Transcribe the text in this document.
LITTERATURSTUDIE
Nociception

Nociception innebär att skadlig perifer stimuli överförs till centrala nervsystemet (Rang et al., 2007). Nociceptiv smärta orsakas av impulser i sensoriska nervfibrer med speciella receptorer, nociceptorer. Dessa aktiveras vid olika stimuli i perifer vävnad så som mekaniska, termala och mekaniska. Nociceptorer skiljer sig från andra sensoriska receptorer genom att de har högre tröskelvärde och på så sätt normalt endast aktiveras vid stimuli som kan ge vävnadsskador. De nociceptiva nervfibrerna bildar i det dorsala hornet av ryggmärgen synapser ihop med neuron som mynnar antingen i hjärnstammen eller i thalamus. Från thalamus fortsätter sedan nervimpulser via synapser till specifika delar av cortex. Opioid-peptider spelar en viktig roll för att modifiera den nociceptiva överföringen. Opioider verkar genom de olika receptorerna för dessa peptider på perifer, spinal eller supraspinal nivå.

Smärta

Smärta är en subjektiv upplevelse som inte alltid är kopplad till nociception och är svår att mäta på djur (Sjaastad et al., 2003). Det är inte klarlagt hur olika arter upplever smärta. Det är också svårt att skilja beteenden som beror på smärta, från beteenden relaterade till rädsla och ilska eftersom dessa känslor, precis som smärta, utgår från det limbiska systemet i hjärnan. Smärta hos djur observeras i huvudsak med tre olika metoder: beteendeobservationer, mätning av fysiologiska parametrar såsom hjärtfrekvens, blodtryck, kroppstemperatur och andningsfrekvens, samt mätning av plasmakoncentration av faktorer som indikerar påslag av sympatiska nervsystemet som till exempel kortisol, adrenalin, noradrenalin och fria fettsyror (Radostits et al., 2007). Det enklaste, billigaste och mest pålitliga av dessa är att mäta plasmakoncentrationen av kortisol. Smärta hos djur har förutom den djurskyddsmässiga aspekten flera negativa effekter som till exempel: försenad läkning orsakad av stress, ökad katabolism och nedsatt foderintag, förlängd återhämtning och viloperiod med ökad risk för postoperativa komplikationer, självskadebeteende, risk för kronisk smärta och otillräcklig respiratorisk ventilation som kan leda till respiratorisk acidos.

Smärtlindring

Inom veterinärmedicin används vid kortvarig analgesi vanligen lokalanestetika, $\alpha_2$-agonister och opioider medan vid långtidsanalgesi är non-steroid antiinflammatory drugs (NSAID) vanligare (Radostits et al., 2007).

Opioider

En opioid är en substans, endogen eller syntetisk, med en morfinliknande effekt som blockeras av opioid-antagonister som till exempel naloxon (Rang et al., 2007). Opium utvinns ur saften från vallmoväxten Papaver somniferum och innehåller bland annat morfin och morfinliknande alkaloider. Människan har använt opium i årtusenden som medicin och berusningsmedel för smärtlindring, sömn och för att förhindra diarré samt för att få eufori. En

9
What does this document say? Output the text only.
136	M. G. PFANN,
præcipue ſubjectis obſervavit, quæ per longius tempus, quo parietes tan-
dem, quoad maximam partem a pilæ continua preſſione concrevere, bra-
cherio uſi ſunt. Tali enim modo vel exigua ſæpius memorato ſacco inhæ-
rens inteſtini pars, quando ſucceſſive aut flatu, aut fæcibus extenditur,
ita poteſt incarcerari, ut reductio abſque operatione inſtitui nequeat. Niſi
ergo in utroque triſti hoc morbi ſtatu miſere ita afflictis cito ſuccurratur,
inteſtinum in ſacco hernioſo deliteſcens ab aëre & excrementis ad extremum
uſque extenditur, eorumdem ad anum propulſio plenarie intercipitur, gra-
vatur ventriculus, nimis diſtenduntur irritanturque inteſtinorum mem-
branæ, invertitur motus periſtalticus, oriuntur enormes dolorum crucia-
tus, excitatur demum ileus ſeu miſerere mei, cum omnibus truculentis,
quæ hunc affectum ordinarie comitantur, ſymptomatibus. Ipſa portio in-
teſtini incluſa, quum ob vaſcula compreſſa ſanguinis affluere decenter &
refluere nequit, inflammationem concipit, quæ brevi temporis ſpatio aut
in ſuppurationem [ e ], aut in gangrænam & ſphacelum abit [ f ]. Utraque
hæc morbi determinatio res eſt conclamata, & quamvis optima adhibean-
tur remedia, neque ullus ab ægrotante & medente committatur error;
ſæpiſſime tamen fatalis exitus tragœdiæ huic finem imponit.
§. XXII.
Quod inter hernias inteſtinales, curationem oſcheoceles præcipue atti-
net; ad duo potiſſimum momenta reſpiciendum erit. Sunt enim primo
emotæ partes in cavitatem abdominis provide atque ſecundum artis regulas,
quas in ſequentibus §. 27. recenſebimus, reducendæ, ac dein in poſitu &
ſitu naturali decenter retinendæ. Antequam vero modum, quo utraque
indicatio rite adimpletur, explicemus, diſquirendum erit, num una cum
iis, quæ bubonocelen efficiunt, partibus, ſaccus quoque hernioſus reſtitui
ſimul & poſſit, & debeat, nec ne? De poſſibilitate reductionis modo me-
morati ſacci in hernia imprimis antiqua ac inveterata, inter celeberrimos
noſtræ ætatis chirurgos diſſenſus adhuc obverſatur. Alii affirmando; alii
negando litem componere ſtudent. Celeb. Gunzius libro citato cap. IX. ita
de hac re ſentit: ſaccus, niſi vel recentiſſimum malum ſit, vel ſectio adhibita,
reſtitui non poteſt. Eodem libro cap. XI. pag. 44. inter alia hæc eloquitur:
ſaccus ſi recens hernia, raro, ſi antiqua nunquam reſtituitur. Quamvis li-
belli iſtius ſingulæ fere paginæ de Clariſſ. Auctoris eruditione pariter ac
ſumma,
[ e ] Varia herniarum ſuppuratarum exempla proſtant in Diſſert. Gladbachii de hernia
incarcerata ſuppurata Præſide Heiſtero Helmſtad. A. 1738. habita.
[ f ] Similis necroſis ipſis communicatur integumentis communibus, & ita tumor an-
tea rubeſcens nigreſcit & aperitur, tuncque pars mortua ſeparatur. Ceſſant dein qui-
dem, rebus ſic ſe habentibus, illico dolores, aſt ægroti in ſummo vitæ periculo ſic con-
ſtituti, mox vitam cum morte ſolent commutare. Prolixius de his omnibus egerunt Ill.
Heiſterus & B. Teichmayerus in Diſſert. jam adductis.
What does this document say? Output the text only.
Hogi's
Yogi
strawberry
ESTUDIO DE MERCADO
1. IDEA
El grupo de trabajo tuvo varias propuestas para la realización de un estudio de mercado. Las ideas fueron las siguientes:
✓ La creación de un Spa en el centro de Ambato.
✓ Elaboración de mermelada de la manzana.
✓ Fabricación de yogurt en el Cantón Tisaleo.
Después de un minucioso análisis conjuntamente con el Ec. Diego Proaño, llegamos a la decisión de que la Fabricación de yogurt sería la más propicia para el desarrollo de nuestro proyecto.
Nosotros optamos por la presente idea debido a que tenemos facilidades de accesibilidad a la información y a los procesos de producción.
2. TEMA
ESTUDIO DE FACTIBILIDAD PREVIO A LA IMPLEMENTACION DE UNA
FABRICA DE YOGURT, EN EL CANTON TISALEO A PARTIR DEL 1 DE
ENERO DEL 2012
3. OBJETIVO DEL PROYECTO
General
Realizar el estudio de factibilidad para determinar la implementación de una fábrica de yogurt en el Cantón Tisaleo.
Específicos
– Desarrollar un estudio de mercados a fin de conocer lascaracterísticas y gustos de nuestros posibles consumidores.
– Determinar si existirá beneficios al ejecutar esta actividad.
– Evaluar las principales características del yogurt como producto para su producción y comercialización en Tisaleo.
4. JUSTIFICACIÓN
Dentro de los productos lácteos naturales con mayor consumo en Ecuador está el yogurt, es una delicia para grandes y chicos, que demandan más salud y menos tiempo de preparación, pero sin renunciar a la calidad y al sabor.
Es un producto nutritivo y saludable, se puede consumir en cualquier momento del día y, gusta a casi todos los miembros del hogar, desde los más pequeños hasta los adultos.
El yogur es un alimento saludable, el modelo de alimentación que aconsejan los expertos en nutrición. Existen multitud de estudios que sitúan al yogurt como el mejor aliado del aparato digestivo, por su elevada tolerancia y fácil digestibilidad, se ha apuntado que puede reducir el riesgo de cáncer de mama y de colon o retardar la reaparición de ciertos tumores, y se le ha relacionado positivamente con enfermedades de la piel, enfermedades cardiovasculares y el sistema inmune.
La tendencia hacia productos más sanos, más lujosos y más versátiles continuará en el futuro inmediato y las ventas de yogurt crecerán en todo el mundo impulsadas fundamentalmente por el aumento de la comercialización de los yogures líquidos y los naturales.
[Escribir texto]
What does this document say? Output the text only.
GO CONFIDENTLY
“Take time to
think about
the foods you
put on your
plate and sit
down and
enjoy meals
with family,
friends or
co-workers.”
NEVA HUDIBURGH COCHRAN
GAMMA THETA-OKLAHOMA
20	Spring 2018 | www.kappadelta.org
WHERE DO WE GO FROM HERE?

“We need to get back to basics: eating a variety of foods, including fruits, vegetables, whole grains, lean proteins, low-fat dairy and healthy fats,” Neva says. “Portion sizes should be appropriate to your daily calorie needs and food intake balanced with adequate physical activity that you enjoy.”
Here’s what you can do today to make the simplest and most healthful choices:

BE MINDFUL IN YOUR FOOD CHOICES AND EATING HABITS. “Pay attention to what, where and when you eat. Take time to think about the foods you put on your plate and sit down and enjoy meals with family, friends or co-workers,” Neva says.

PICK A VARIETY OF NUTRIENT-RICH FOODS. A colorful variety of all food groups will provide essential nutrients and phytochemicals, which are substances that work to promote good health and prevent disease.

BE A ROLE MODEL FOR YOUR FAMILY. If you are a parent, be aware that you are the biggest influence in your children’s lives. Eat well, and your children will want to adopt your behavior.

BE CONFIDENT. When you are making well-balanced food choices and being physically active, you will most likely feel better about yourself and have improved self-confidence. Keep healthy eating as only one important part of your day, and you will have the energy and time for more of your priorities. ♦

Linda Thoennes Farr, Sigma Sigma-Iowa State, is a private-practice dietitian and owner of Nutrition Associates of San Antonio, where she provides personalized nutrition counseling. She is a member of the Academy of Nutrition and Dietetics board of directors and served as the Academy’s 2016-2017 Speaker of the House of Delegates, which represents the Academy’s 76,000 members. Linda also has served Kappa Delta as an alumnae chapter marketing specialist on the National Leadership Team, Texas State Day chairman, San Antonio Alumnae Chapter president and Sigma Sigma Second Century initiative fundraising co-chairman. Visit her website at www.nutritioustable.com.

———

> Exercise details: Which of the lines in the data contain the string "about"? Return each one.

> Reply to the exercise:
think about
BE MINDFUL IN YOUR FOOD CHOICES AND EATING HABITS. “Pay attention to what, where and when you eat. Take time to think about the foods you put on your plate and sit down and enjoy meals with family, friends or co-workers,” Neva says.
BE CONFIDENT. When you are making well-balanced food choices and being physically active, you will most likely feel better about yourself and have improved self-confidence. Keep healthy eating as only one important part of your day, and you will have the energy and time for more of your priorities. ♦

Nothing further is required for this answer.